ENTRIES SUPPLIED ->
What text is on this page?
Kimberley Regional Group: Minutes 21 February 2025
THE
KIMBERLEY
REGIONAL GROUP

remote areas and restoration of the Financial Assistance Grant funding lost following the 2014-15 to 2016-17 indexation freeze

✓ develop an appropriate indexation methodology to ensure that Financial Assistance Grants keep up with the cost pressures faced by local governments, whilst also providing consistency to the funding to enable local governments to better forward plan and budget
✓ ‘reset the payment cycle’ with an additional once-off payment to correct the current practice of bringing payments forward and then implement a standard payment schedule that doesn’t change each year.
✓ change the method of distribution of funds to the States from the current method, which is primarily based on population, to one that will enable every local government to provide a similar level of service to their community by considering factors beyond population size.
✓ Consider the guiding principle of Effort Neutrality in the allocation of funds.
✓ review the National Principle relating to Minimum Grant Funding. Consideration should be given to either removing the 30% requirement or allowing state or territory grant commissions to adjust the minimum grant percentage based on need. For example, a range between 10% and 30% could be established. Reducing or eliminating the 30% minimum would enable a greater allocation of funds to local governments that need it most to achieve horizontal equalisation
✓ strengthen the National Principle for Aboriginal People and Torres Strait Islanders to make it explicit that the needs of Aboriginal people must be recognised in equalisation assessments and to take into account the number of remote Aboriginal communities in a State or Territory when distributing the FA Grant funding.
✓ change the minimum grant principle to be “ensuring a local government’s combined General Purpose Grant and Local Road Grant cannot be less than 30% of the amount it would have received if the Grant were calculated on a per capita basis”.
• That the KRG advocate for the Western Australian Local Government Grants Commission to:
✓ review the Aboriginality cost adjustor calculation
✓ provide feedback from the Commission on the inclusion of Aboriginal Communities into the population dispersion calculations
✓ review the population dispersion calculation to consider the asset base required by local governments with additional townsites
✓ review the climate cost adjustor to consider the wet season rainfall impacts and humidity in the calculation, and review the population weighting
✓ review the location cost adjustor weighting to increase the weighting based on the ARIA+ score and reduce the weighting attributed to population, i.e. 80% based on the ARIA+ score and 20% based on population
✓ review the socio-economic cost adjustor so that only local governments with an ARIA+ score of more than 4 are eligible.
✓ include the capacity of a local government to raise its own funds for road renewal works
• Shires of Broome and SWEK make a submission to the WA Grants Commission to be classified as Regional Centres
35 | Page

YOUR GOAL ->
Retype every entry word for word.

ANSWER BELOW ->
What text is on this page?
Kimberley Regional Group: Minutes 21 February 2025
THE
KIMBERLEY
REGIONAL GROUP

remote areas and restoration of the Financial Assistance Grant funding lost following the 2014-15 to 2016-17 indexation freeze

✓ develop an appropriate indexation methodology to ensure that Financial Assistance Grants keep up with the cost pressures faced by local governments, whilst also providing consistency to the funding to enable local governments to better forward plan and budget
✓ ‘reset the payment cycle’ with an additional once-off payment to correct the current practice of bringing payments forward and then implement a standard payment schedule that doesn’t change each year.
✓ change the method of distribution of funds to the States from the current method, which is primarily based on population, to one that will enable every local government to provide a similar level of service to their community by considering factors beyond population size.
✓ Consider the guiding principle of Effort Neutrality in the allocation of funds.
✓ review the National Principle relating to Minimum Grant Funding. Consideration should be given to either removing the 30% requirement or allowing state or territory grant commissions to adjust the minimum grant percentage based on need. For example, a range between 10% and 30% could be established. Reducing or eliminating the 30% minimum would enable a greater allocation of funds to local governments that need it most to achieve horizontal equalisation
✓ strengthen the National Principle for Aboriginal People and Torres Strait Islanders to make it explicit that the needs of Aboriginal people must be recognised in equalisation assessments and to take into account the number of remote Aboriginal communities in a State or Territory when distributing the FA Grant funding.
✓ change the minimum grant principle to be “ensuring a local government’s combined General Purpose Grant and Local Road Grant cannot be less than 30% of the amount it would have received if the Grant were calculated on a per capita basis”.
• That the KRG advocate for the Western Australian Local Government Grants Commission to:
✓ review the Aboriginality cost adjustor calculation
✓ provide feedback from the Commission on the inclusion of Aboriginal Communities into the population dispersion calculations
✓ review the population dispersion calculation to consider the asset base required by local governments with additional townsites
✓ review the climate cost adjustor to consider the wet season rainfall impacts and humidity in the calculation, and review the population weighting
✓ review the location cost adjustor weighting to increase the weighting based on the ARIA+ score and reduce the weighting attributed to population, i.e. 80% based on the ARIA+ score and 20% based on population
✓ review the socio-economic cost adjustor so that only local governments with an ARIA+ score of more than 4 are eligible.
✓ include the capacity of a local government to raise its own funds for road renewal works
• Shires of Broome and SWEK make a submission to the WA Grants Commission to be classified as Regional Centres
35 | Page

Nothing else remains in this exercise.